YOUR INSTRUCTIONS ▸ Extract the lines that hold the string "hacia".

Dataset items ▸
++++++++++
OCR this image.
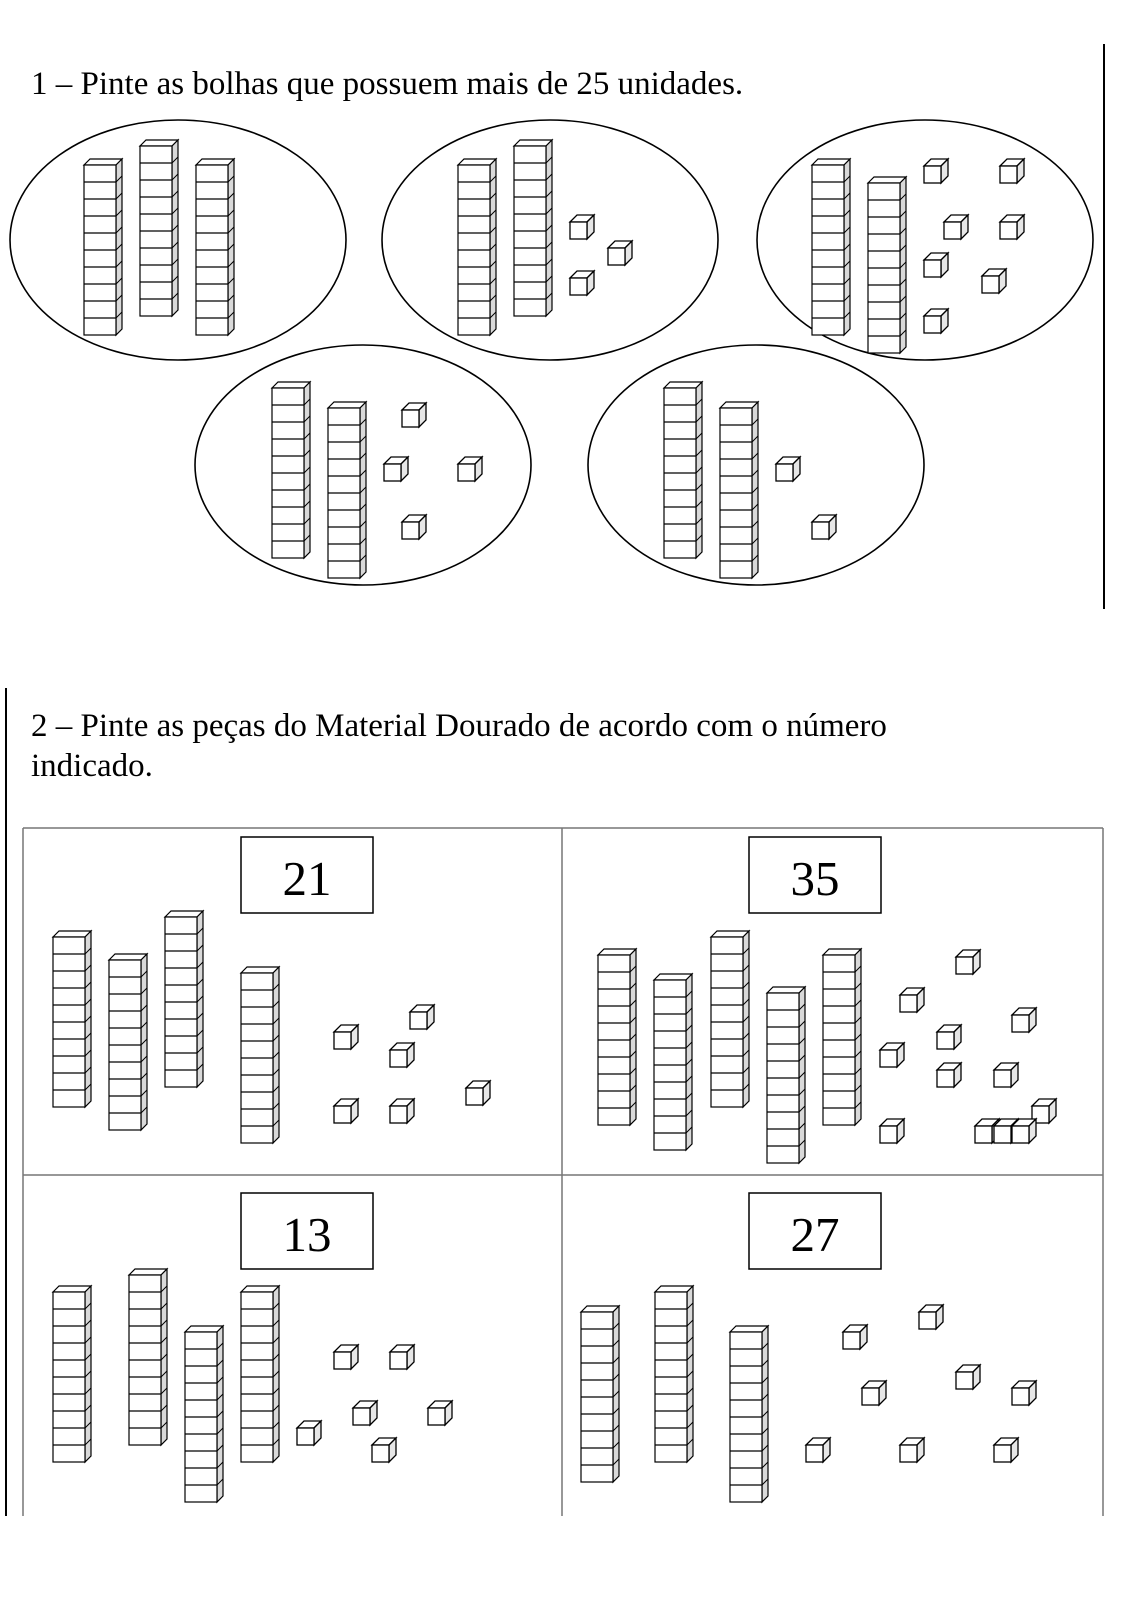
1 – Pinte as bolhas que possuem mais de 25 unidades.
2 – Pinte as peças do Material Dourado de acordo com o número
indicado.
21	35
13	27
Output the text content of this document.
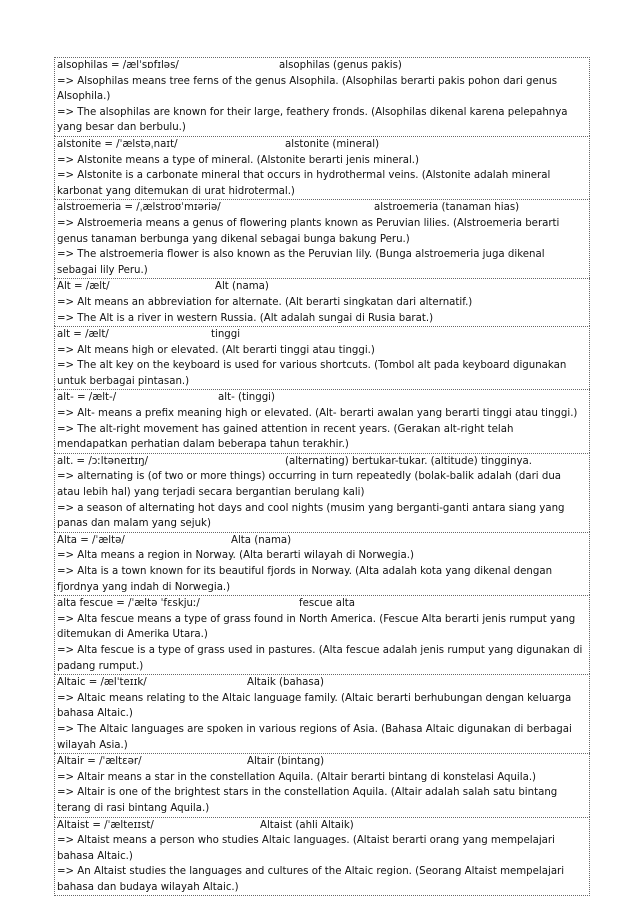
alsophilas = /ælˈsɒfɪləs/	alsophilas (genus pakis)
=> Alsophilas means tree ferns of the genus Alsophila. (Alsophilas berarti pakis pohon dari genus Alsophila.)
=> The alsophilas are known for their large, feathery fronds. (Alsophilas dikenal karena pelepahnya yang besar dan berbulu.)
alstonite = /ˈælstəˌnaɪt/	alstonite (mineral)
=> Alstonite means a type of mineral. (Alstonite berarti jenis mineral.)
=> Alstonite is a carbonate mineral that occurs in hydrothermal veins. (Alstonite adalah mineral karbonat yang ditemukan di urat hidrotermal.)
alstroemeria = /ˌælstroʊˈmɪəriə/	alstroemeria (tanaman hias)
=> Alstroemeria means a genus of flowering plants known as Peruvian lilies. (Alstroemeria berarti genus tanaman berbunga yang dikenal sebagai bunga bakung Peru.)
=> The alstroemeria flower is also known as the Peruvian lily. (Bunga alstroemeria juga dikenal sebagai lily Peru.)
Alt = /ælt/	Alt (nama)
=> Alt means an abbreviation for alternate. (Alt berarti singkatan dari alternatif.)
=> The Alt is a river in western Russia. (Alt adalah sungai di Rusia barat.)
alt = /ælt/	tinggi
=> Alt means high or elevated. (Alt berarti tinggi atau tinggi.)
=> The alt key on the keyboard is used for various shortcuts. (Tombol alt pada keyboard digunakan untuk berbagai pintasan.)
alt- = /ælt-/	alt- (tinggi)
=> Alt- means a prefix meaning high or elevated. (Alt- berarti awalan yang berarti tinggi atau tinggi.)
=> The alt-right movement has gained attention in recent years. (Gerakan alt-right telah mendapatkan perhatian dalam beberapa tahun terakhir.)
alt. = /ɔːltəneɪtɪŋ/	(alternating) bertukar-tukar. (altitude) tingginya.
=> alternating is (of two or more things) occurring in turn repeatedly (bolak-balik adalah (dari dua atau lebih hal) yang terjadi secara bergantian berulang kali)
=> a season of alternating hot days and cool nights (musim yang berganti-ganti antara siang yang panas dan malam yang sejuk)
Alta = /ˈæltə/	Alta (nama)
=> Alta means a region in Norway. (Alta berarti wilayah di Norwegia.)
=> Alta is a town known for its beautiful fjords in Norway. (Alta adalah kota yang dikenal dengan fjordnya yang indah di Norwegia.)
alta fescue = /ˈæltə ˈfɛskjuː/	fescue alta
=> Alta fescue means a type of grass found in North America. (Fescue Alta berarti jenis rumput yang ditemukan di Amerika Utara.)
=> Alta fescue is a type of grass used in pastures. (Alta fescue adalah jenis rumput yang digunakan di padang rumput.)
Altaic = /ælˈteɪɪk/	Altaik (bahasa)
=> Altaic means relating to the Altaic language family. (Altaic berarti berhubungan dengan keluarga bahasa Altaic.)
=> The Altaic languages are spoken in various regions of Asia. (Bahasa Altaic digunakan di berbagai wilayah Asia.)
Altair = /ˈæltɛər/	Altair (bintang)
=> Altair means a star in the constellation Aquila. (Altair berarti bintang di konstelasi Aquila.)
=> Altair is one of the brightest stars in the constellation Aquila. (Altair adalah salah satu bintang terang di rasi bintang Aquila.)
Altaist = /ˈælteɪɪst/	Altaist (ahli Altaik)
=> Altaist means a person who studies Altaic languages. (Altaist berarti orang yang mempelajari bahasa Altaic.)
=> An Altaist studies the languages and cultures of the Altaic region. (Seorang Altaist mempelajari bahasa dan budaya wilayah Altaic.)
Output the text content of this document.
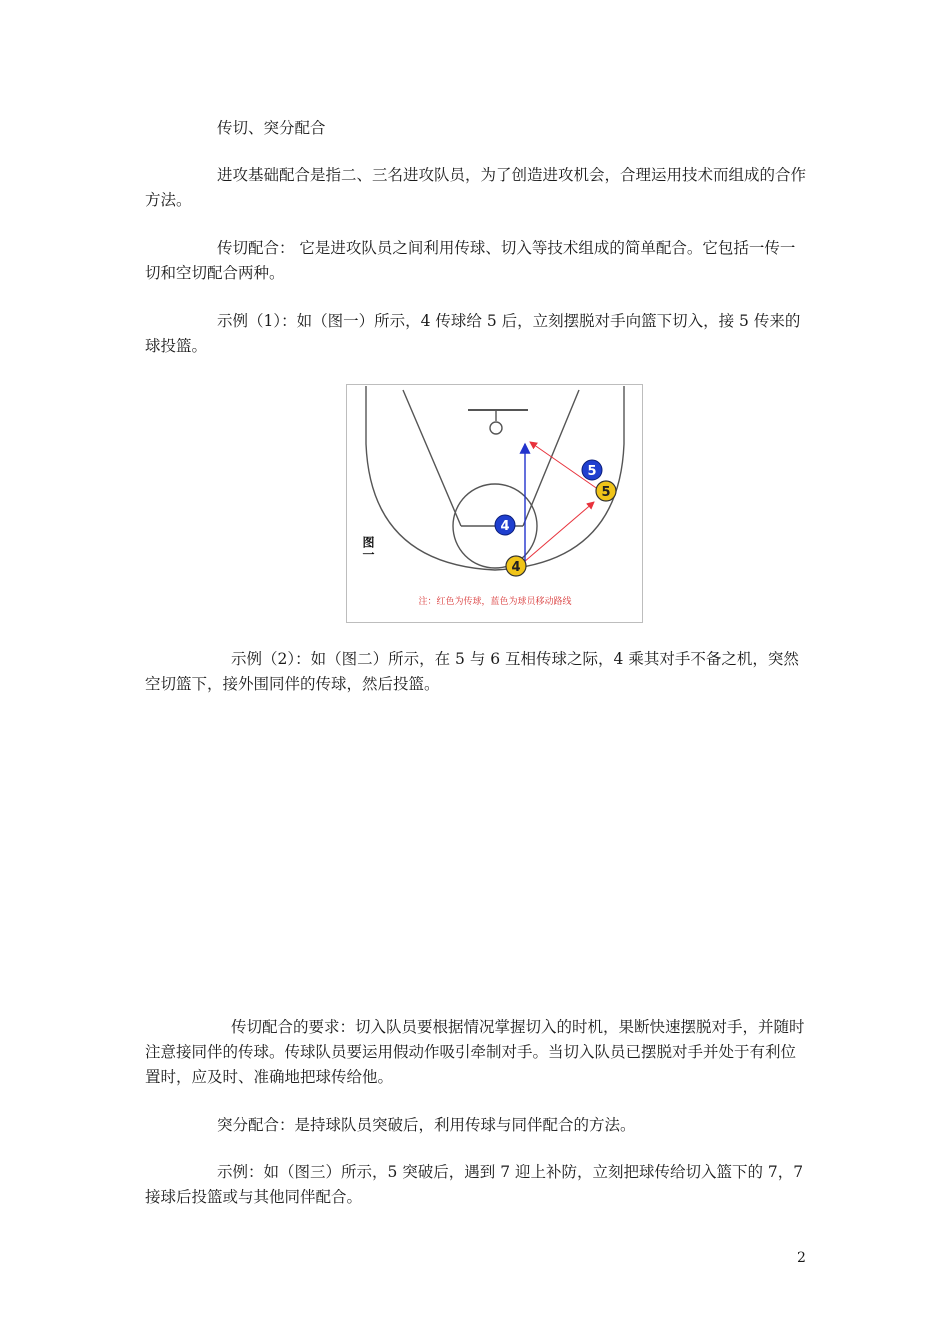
传切、突分配合

进攻基础配合是指二、三名进攻队员，为了创造进攻机会，合理运用技术而组成的合作方法。

传切配合： 它是进攻队员之间利用传球、切入等技术组成的简单配合。它包括一传一切和空切配合两种。

示例（1）：如（图一）所示，4 传球给 5 后，立刻摆脱对手向篮下切入，接 5 传来的球投篮。

5
5
4
4
图一
注：红色为传球，蓝色为球员移动路线

示例（2）：如（图二）所示，在 5 与 6 互相传球之际，4 乘其对手不备之机，突然空切篮下，接外围同伴的传球，然后投篮。

传切配合的要求：切入队员要根据情况掌握切入的时机，果断快速摆脱对手，并随时注意接同伴的传球。传球队员要运用假动作吸引牵制对手。当切入队员已摆脱对手并处于有利位置时，应及时、准确地把球传给他。

突分配合：是持球队员突破后，利用传球与同伴配合的方法。

示例：如（图三）所示，5 突破后，遇到 7 迎上补防，立刻把球传给切入篮下的 7，7 接球后投篮或与其他同伴配合。

2
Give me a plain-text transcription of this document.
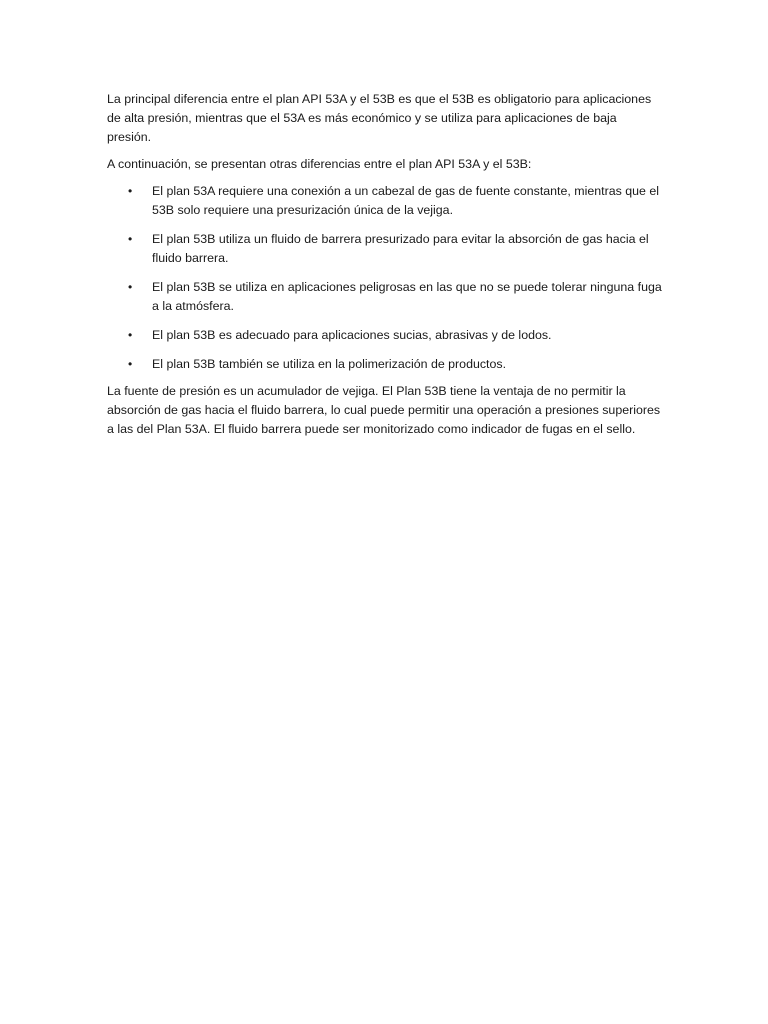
La principal diferencia entre el plan API 53A y el 53B es que el 53B es obligatorio para aplicaciones de alta presión, mientras que el 53A es más económico y se utiliza para aplicaciones de baja presión.

A continuación, se presentan otras diferencias entre el plan API 53A y el 53B:

• El plan 53A requiere una conexión a un cabezal de gas de fuente constante, mientras que el 53B solo requiere una presurización única de la vejiga.
• El plan 53B utiliza un fluido de barrera presurizado para evitar la absorción de gas hacia el fluido barrera.
• El plan 53B se utiliza en aplicaciones peligrosas en las que no se puede tolerar ninguna fuga a la atmósfera.
• El plan 53B es adecuado para aplicaciones sucias, abrasivas y de lodos.
• El plan 53B también se utiliza en la polimerización de productos.

La fuente de presión es un acumulador de vejiga. El Plan 53B tiene la ventaja de no permitir la absorción de gas hacia el fluido barrera, lo cual puede permitir una operación a presiones superiores a las del Plan 53A. El fluido barrera puede ser monitorizado como indicador de fugas en el sello.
++++++++++
ANSWER TO THE TASK ▸
• El plan 53B utiliza un fluido de barrera presurizado para evitar la absorción de gas hacia el fluido barrera.
La fuente de presión es un acumulador de vejiga. El Plan 53B tiene la ventaja de no permitir la absorción de gas hacia el fluido barrera, lo cual puede permitir una operación a presiones superiores a las del Plan 53A. El fluido barrera puede ser monitorizado como indicador de fugas en el sello.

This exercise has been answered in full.